* _YOUR OBJECTIVE_
Find the string "will" in the entries and copy each line that has it.
☆ ☆ ☆
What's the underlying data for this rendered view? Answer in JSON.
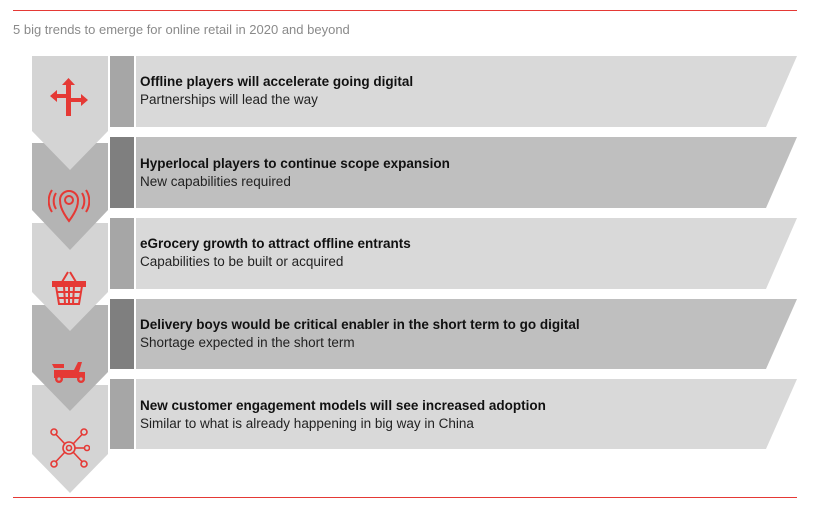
{
  "subtitle": "5 big trends to emerge for online retail in 2020 and beyond",
  "colors": {
    "accent": "#e53935",
    "band_light": "#d9d9d9",
    "band_dark": "#bfbfbf",
    "arrow_light": "#d4d4d4",
    "arrow_dark": "#b4b4b4",
    "separator": "#7f7f7f"
  },
  "trends": [
    {
      "title": "Offline players will accelerate going digital",
      "subtitle": "Partnerships will lead the way",
      "icon": "signpost-icon",
      "shade": "light"
    },
    {
      "title": "Hyperlocal players to continue scope expansion",
      "subtitle": "New capabilities required",
      "icon": "location-pin-icon",
      "shade": "dark"
    },
    {
      "title": "eGrocery growth to attract offline entrants",
      "subtitle": "Capabilities to be built or acquired",
      "icon": "shopping-basket-icon",
      "shade": "light"
    },
    {
      "title": "Delivery boys would be critical enabler in the short term to go digital",
      "subtitle": "Shortage expected in the short term",
      "icon": "scooter-icon",
      "shade": "dark"
    },
    {
      "title": "New customer engagement models will see increased adoption",
      "subtitle": "Similar to what is already happening in big way in China",
      "icon": "network-hub-icon",
      "shade": "light"
    }
  ]
}
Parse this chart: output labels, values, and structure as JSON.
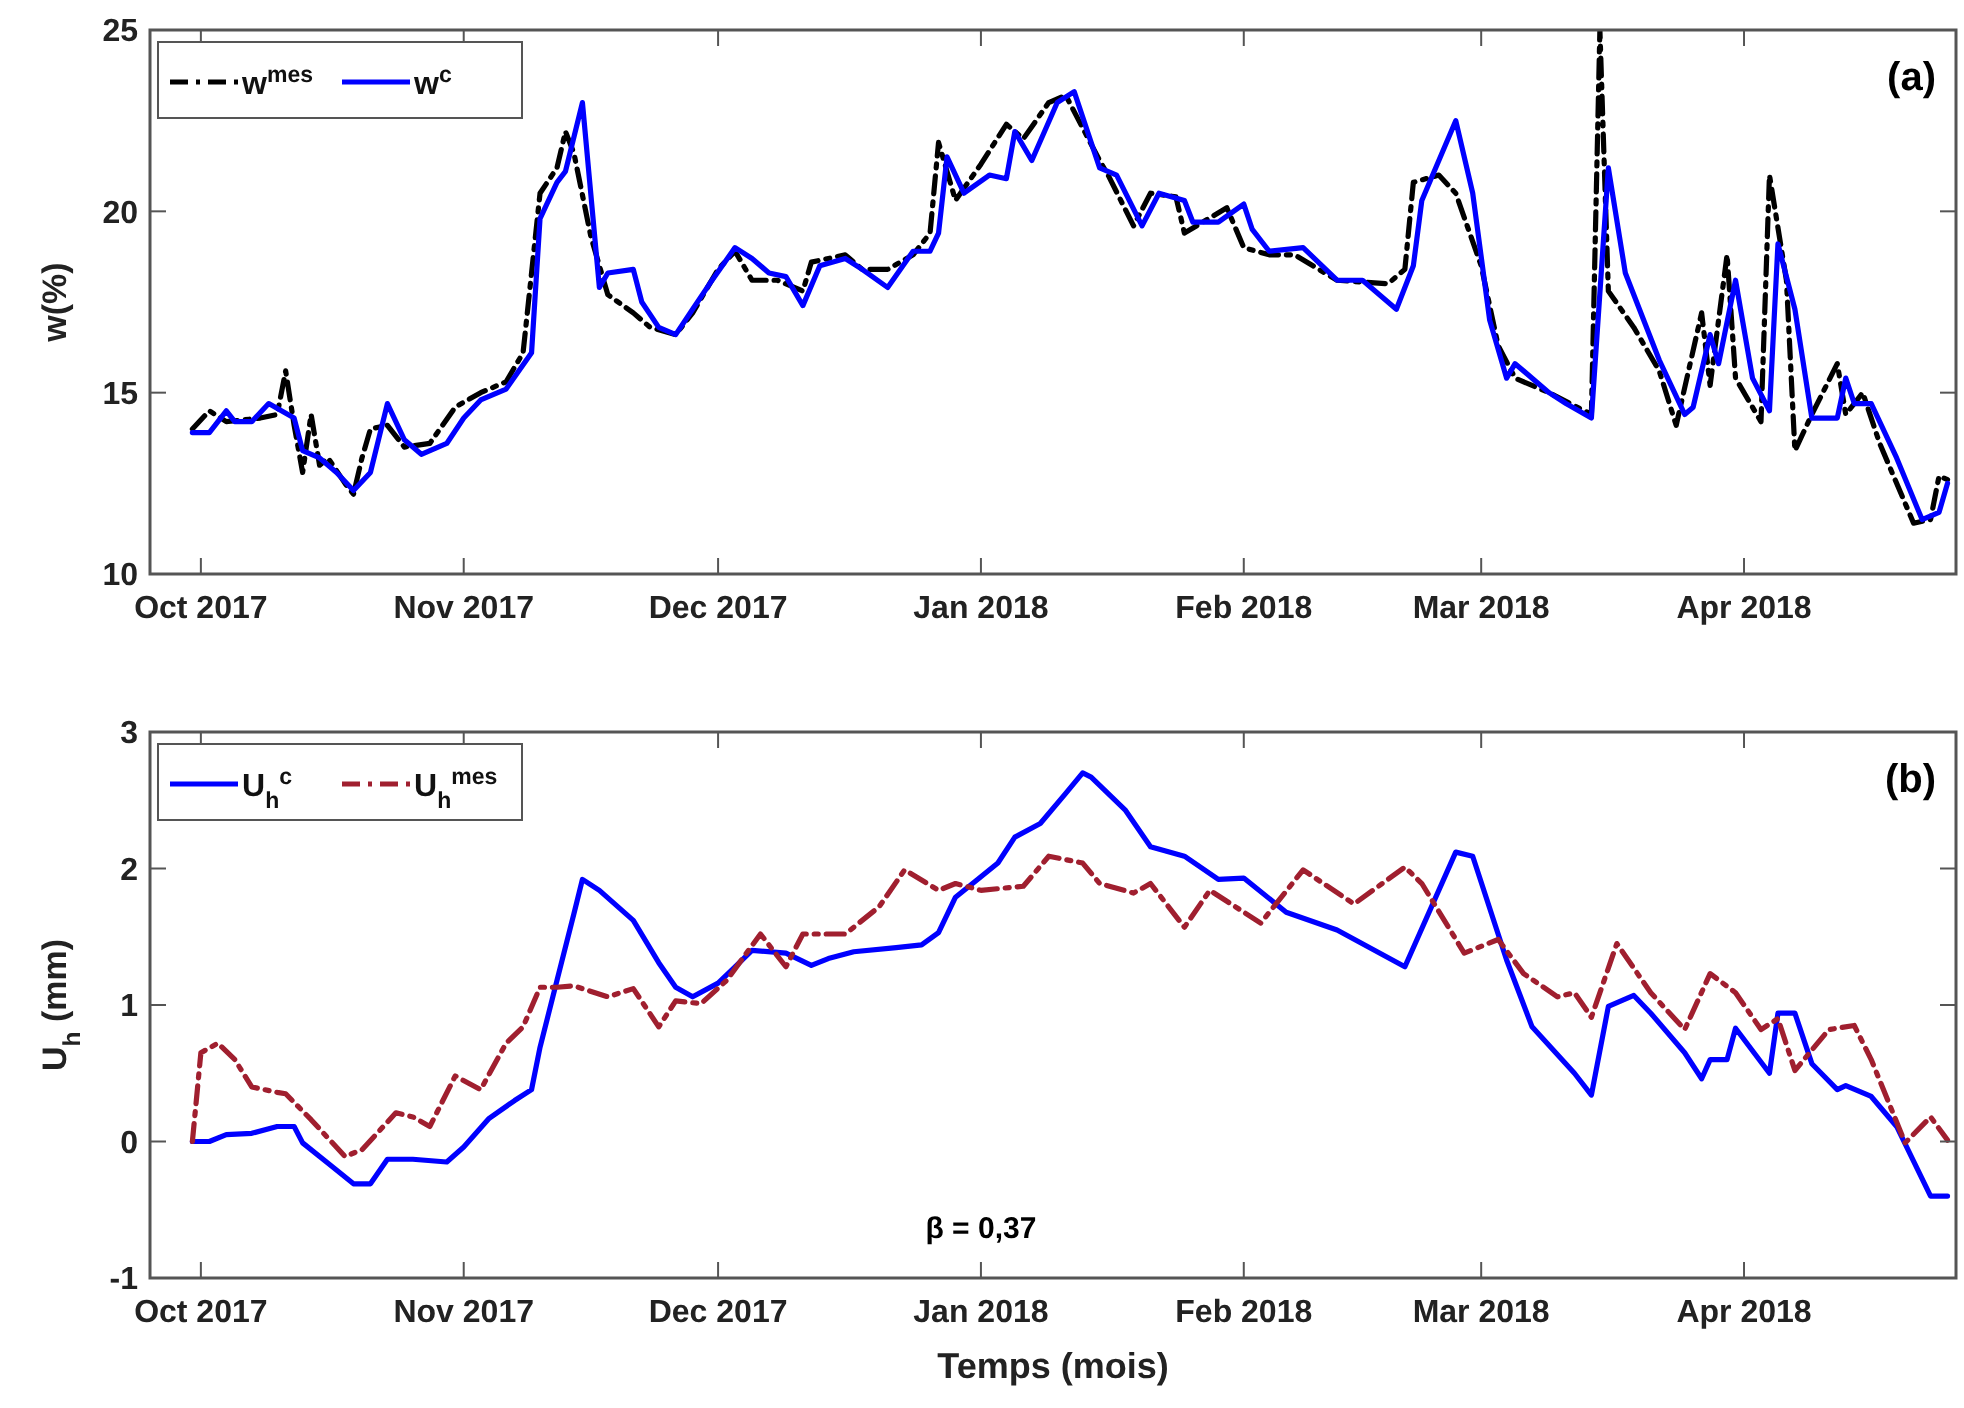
{
  "chart_data": [
    {
      "type": "line",
      "ylabel": "w(%)",
      "annotations": [
        "(a)"
      ],
      "legend": "top left",
      "xlim": [
        "2017-09-25",
        "2018-04-26"
      ],
      "ylim": [
        10,
        25
      ],
      "yticks": [
        10,
        15,
        20,
        25
      ],
      "xticks": [
        {
          "value": "2017-10-01",
          "label": "Oct 2017"
        },
        {
          "value": "2017-11-01",
          "label": "Nov 2017"
        },
        {
          "value": "2017-12-01",
          "label": "Dec 2017"
        },
        {
          "value": "2018-01-01",
          "label": "Jan 2018"
        },
        {
          "value": "2018-02-01",
          "label": "Feb 2018"
        },
        {
          "value": "2018-03-01",
          "label": "Mar 2018"
        },
        {
          "value": "2018-04-01",
          "label": "Apr 2018"
        }
      ],
      "series": [
        {
          "name": "w$^{mes}$",
          "color": "#000000",
          "line_style": "dashed",
          "x": [
            "2017-09-30",
            "2017-10-02",
            "2017-10-04",
            "2017-10-08",
            "2017-10-10",
            "2017-10-11",
            "2017-10-12",
            "2017-10-13",
            "2017-10-14",
            "2017-10-15",
            "2017-10-16",
            "2017-10-18",
            "2017-10-19",
            "2017-10-20",
            "2017-10-21",
            "2017-10-23",
            "2017-10-25",
            "2017-10-28",
            "2017-10-31",
            "2017-11-03",
            "2017-11-06",
            "2017-11-08",
            "2017-11-10",
            "2017-11-12",
            "2017-11-13",
            "2017-11-14",
            "2017-11-16",
            "2017-11-18",
            "2017-11-21",
            "2017-11-23",
            "2017-11-26",
            "2017-11-28",
            "2017-12-01",
            "2017-12-03",
            "2017-12-05",
            "2017-12-08",
            "2017-12-11",
            "2017-12-12",
            "2017-12-16",
            "2017-12-18",
            "2017-12-21",
            "2017-12-24",
            "2017-12-26",
            "2017-12-27",
            "2017-12-29",
            "2018-01-01",
            "2018-01-04",
            "2018-01-06",
            "2018-01-09",
            "2018-01-11",
            "2018-01-15",
            "2018-01-16",
            "2018-01-19",
            "2018-01-21",
            "2018-01-24",
            "2018-01-25",
            "2018-01-30",
            "2018-02-01",
            "2018-02-04",
            "2018-02-07",
            "2018-02-12",
            "2018-02-18",
            "2018-02-20",
            "2018-02-21",
            "2018-02-24",
            "2018-02-26",
            "2018-03-01",
            "2018-03-03",
            "2018-03-05",
            "2018-03-09",
            "2018-03-14",
            "2018-03-15",
            "2018-03-16",
            "2018-03-19",
            "2018-03-22",
            "2018-03-24",
            "2018-03-27",
            "2018-03-28",
            "2018-03-30",
            "2018-03-31",
            "2018-04-03",
            "2018-04-04",
            "2018-04-06",
            "2018-04-07",
            "2018-04-09",
            "2018-04-12",
            "2018-04-13",
            "2018-04-15",
            "2018-04-17",
            "2018-04-21",
            "2018-04-23",
            "2018-04-24",
            "2018-04-25"
          ],
          "values": [
            14.0,
            14.5,
            14.2,
            14.3,
            14.4,
            15.6,
            14.1,
            12.8,
            14.4,
            13.0,
            13.2,
            12.5,
            12.2,
            13.2,
            14.0,
            14.1,
            13.5,
            13.6,
            14.6,
            15.0,
            15.3,
            16.1,
            20.5,
            21.2,
            22.2,
            21.6,
            19.3,
            17.7,
            17.2,
            16.8,
            16.6,
            17.2,
            18.4,
            18.9,
            18.1,
            18.1,
            17.8,
            18.6,
            18.8,
            18.4,
            18.4,
            18.8,
            19.4,
            21.9,
            20.3,
            21.3,
            22.4,
            22.0,
            23.0,
            23.2,
            21.4,
            21.0,
            19.6,
            20.5,
            20.4,
            19.4,
            20.1,
            19.0,
            18.8,
            18.8,
            18.1,
            18.0,
            18.4,
            20.8,
            21.0,
            20.5,
            18.5,
            16.3,
            15.4,
            15.0,
            14.4,
            25.0,
            17.8,
            16.8,
            15.6,
            14.1,
            17.2,
            15.2,
            18.8,
            15.4,
            14.2,
            21.0,
            18.1,
            13.4,
            14.4,
            15.8,
            14.4,
            15.0,
            13.6,
            11.4,
            11.5,
            12.7,
            12.6
          ]
        },
        {
          "name": "w$^{c}$",
          "color": "#0000ff",
          "line_style": "solid",
          "x": [
            "2017-09-30",
            "2017-10-02",
            "2017-10-04",
            "2017-10-05",
            "2017-10-07",
            "2017-10-09",
            "2017-10-12",
            "2017-10-13",
            "2017-10-15",
            "2017-10-17",
            "2017-10-19",
            "2017-10-21",
            "2017-10-23",
            "2017-10-25",
            "2017-10-27",
            "2017-10-30",
            "2017-11-01",
            "2017-11-03",
            "2017-11-06",
            "2017-11-09",
            "2017-11-10",
            "2017-11-12",
            "2017-11-13",
            "2017-11-15",
            "2017-11-17",
            "2017-11-18",
            "2017-11-21",
            "2017-11-22",
            "2017-11-24",
            "2017-11-26",
            "2017-11-28",
            "2017-11-30",
            "2017-12-03",
            "2017-12-05",
            "2017-12-07",
            "2017-12-09",
            "2017-12-11",
            "2017-12-13",
            "2017-12-16",
            "2017-12-18",
            "2017-12-21",
            "2017-12-24",
            "2017-12-26",
            "2017-12-27",
            "2017-12-28",
            "2017-12-30",
            "2018-01-02",
            "2018-01-04",
            "2018-01-05",
            "2018-01-07",
            "2018-01-10",
            "2018-01-12",
            "2018-01-15",
            "2018-01-17",
            "2018-01-20",
            "2018-01-22",
            "2018-01-25",
            "2018-01-26",
            "2018-01-29",
            "2018-02-01",
            "2018-02-02",
            "2018-02-04",
            "2018-02-08",
            "2018-02-12",
            "2018-02-15",
            "2018-02-19",
            "2018-02-21",
            "2018-02-22",
            "2018-02-26",
            "2018-02-28",
            "2018-03-02",
            "2018-03-04",
            "2018-03-05",
            "2018-03-09",
            "2018-03-11",
            "2018-03-14",
            "2018-03-16",
            "2018-03-18",
            "2018-03-22",
            "2018-03-25",
            "2018-03-26",
            "2018-03-28",
            "2018-03-29",
            "2018-03-31",
            "2018-04-02",
            "2018-04-04",
            "2018-04-05",
            "2018-04-07",
            "2018-04-09",
            "2018-04-12",
            "2018-04-13",
            "2018-04-14",
            "2018-04-16",
            "2018-04-19",
            "2018-04-22",
            "2018-04-24",
            "2018-04-25"
          ],
          "values": [
            13.9,
            13.9,
            14.5,
            14.2,
            14.2,
            14.7,
            14.3,
            13.4,
            13.2,
            12.8,
            12.3,
            12.8,
            14.7,
            13.7,
            13.3,
            13.6,
            14.3,
            14.8,
            15.1,
            16.1,
            19.8,
            20.8,
            21.1,
            23.0,
            17.9,
            18.3,
            18.4,
            17.5,
            16.8,
            16.6,
            17.3,
            18.0,
            19.0,
            18.7,
            18.3,
            18.2,
            17.4,
            18.5,
            18.7,
            18.4,
            17.9,
            18.9,
            18.9,
            19.4,
            21.5,
            20.5,
            21.0,
            20.9,
            22.2,
            21.4,
            23.0,
            23.3,
            21.2,
            21.0,
            19.6,
            20.5,
            20.3,
            19.7,
            19.7,
            20.2,
            19.5,
            18.9,
            19.0,
            18.1,
            18.1,
            17.3,
            18.5,
            20.3,
            22.5,
            20.5,
            17.0,
            15.4,
            15.8,
            15.0,
            14.7,
            14.3,
            21.2,
            18.3,
            15.9,
            14.4,
            14.6,
            16.6,
            15.8,
            18.1,
            15.4,
            14.5,
            19.1,
            17.3,
            14.3,
            14.3,
            15.4,
            14.7,
            14.7,
            13.2,
            11.5,
            11.7,
            12.5
          ]
        }
      ]
    },
    {
      "type": "line",
      "xlabel": "Temps (mois)",
      "ylabel": "U$_{h}$ (mm)",
      "annotations": [
        "(b)",
        "β = 0,37"
      ],
      "legend": "top left",
      "xlim": [
        "2017-09-25",
        "2018-04-26"
      ],
      "ylim": [
        -1,
        3
      ],
      "yticks": [
        -1,
        0,
        1,
        2,
        3
      ],
      "xticks": [
        {
          "value": "2017-10-01",
          "label": "Oct 2017"
        },
        {
          "value": "2017-11-01",
          "label": "Nov 2017"
        },
        {
          "value": "2017-12-01",
          "label": "Dec 2017"
        },
        {
          "value": "2018-01-01",
          "label": "Jan 2018"
        },
        {
          "value": "2018-02-01",
          "label": "Feb 2018"
        },
        {
          "value": "2018-03-01",
          "label": "Mar 2018"
        },
        {
          "value": "2018-04-01",
          "label": "Apr 2018"
        }
      ],
      "series": [
        {
          "name": "U$_{h}$$^{c}$",
          "color": "#0000ff",
          "line_style": "solid",
          "x": [
            "2017-09-30",
            "2017-10-02",
            "2017-10-04",
            "2017-10-07",
            "2017-10-10",
            "2017-10-12",
            "2017-10-13",
            "2017-10-16",
            "2017-10-19",
            "2017-10-21",
            "2017-10-23",
            "2017-10-26",
            "2017-10-30",
            "2017-11-01",
            "2017-11-04",
            "2017-11-07",
            "2017-11-09",
            "2017-11-10",
            "2017-11-12",
            "2017-11-14",
            "2017-11-15",
            "2017-11-17",
            "2017-11-21",
            "2017-11-24",
            "2017-11-26",
            "2017-11-28",
            "2017-12-01",
            "2017-12-03",
            "2017-12-05",
            "2017-12-09",
            "2017-12-12",
            "2017-12-14",
            "2017-12-17",
            "2017-12-22",
            "2017-12-25",
            "2017-12-27",
            "2017-12-29",
            "2018-01-01",
            "2018-01-03",
            "2018-01-05",
            "2018-01-08",
            "2018-01-11",
            "2018-01-13",
            "2018-01-14",
            "2018-01-18",
            "2018-01-21",
            "2018-01-25",
            "2018-01-29",
            "2018-02-01",
            "2018-02-06",
            "2018-02-12",
            "2018-02-20",
            "2018-02-26",
            "2018-02-28",
            "2018-03-04",
            "2018-03-07",
            "2018-03-12",
            "2018-03-14",
            "2018-03-16",
            "2018-03-19",
            "2018-03-21",
            "2018-03-25",
            "2018-03-27",
            "2018-03-28",
            "2018-03-30",
            "2018-03-31",
            "2018-04-04",
            "2018-04-05",
            "2018-04-07",
            "2018-04-09",
            "2018-04-12",
            "2018-04-13",
            "2018-04-16",
            "2018-04-19",
            "2018-04-23",
            "2018-04-25"
          ],
          "values": [
            0.0,
            0.0,
            0.05,
            0.06,
            0.11,
            0.11,
            -0.01,
            -0.16,
            -0.31,
            -0.31,
            -0.13,
            -0.13,
            -0.15,
            -0.04,
            0.17,
            0.3,
            0.38,
            0.69,
            1.18,
            1.67,
            1.92,
            1.84,
            1.62,
            1.31,
            1.13,
            1.06,
            1.16,
            1.28,
            1.4,
            1.38,
            1.29,
            1.34,
            1.39,
            1.42,
            1.44,
            1.53,
            1.79,
            1.94,
            2.04,
            2.23,
            2.33,
            2.55,
            2.7,
            2.67,
            2.43,
            2.16,
            2.09,
            1.92,
            1.93,
            1.68,
            1.55,
            1.28,
            2.12,
            2.09,
            1.33,
            0.84,
            0.5,
            0.34,
            0.99,
            1.07,
            0.94,
            0.65,
            0.46,
            0.6,
            0.6,
            0.83,
            0.5,
            0.94,
            0.94,
            0.57,
            0.38,
            0.41,
            0.33,
            0.11,
            -0.4,
            -0.4
          ]
        },
        {
          "name": "U$_{h}$$^{mes}$",
          "color": "#a01f2f",
          "line_style": "dashed",
          "x": [
            "2017-09-30",
            "2017-10-01",
            "2017-10-03",
            "2017-10-05",
            "2017-10-07",
            "2017-10-10",
            "2017-10-11",
            "2017-10-14",
            "2017-10-18",
            "2017-10-20",
            "2017-10-24",
            "2017-10-26",
            "2017-10-28",
            "2017-10-31",
            "2017-11-03",
            "2017-11-06",
            "2017-11-08",
            "2017-11-10",
            "2017-11-12",
            "2017-11-14",
            "2017-11-18",
            "2017-11-21",
            "2017-11-24",
            "2017-11-26",
            "2017-11-29",
            "2017-12-02",
            "2017-12-04",
            "2017-12-06",
            "2017-12-09",
            "2017-12-11",
            "2017-12-16",
            "2017-12-20",
            "2017-12-23",
            "2017-12-27",
            "2017-12-29",
            "2018-01-01",
            "2018-01-06",
            "2018-01-09",
            "2018-01-13",
            "2018-01-15",
            "2018-01-19",
            "2018-01-21",
            "2018-01-25",
            "2018-01-28",
            "2018-02-03",
            "2018-02-08",
            "2018-02-14",
            "2018-02-20",
            "2018-02-22",
            "2018-02-27",
            "2018-03-03",
            "2018-03-06",
            "2018-03-10",
            "2018-03-12",
            "2018-03-14",
            "2018-03-17",
            "2018-03-21",
            "2018-03-25",
            "2018-03-28",
            "2018-03-31",
            "2018-04-03",
            "2018-04-05",
            "2018-04-07",
            "2018-04-11",
            "2018-04-14",
            "2018-04-16",
            "2018-04-20",
            "2018-04-23",
            "2018-04-25"
          ],
          "values": [
            0.0,
            0.65,
            0.72,
            0.6,
            0.4,
            0.36,
            0.35,
            0.16,
            -0.11,
            -0.06,
            0.21,
            0.18,
            0.11,
            0.48,
            0.38,
            0.72,
            0.84,
            1.13,
            1.13,
            1.14,
            1.06,
            1.12,
            0.84,
            1.03,
            1.01,
            1.18,
            1.35,
            1.52,
            1.28,
            1.52,
            1.52,
            1.72,
            1.99,
            1.84,
            1.89,
            1.84,
            1.87,
            2.09,
            2.04,
            1.89,
            1.82,
            1.89,
            1.57,
            1.84,
            1.6,
            1.99,
            1.74,
            2.01,
            1.89,
            1.38,
            1.48,
            1.23,
            1.06,
            1.09,
            0.91,
            1.45,
            1.09,
            0.82,
            1.23,
            1.09,
            0.82,
            0.9,
            0.52,
            0.82,
            0.85,
            0.6,
            -0.01,
            0.18,
            0.01
          ]
        }
      ]
    }
  ]
}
☆ ☆ ☆
* _THE COMPLETED TASK_
      "title": "Offline players will accelerate going digital",
      "subtitle": "Partnerships will lead the way",
      "title": "New customer engagement models will see increased adoption",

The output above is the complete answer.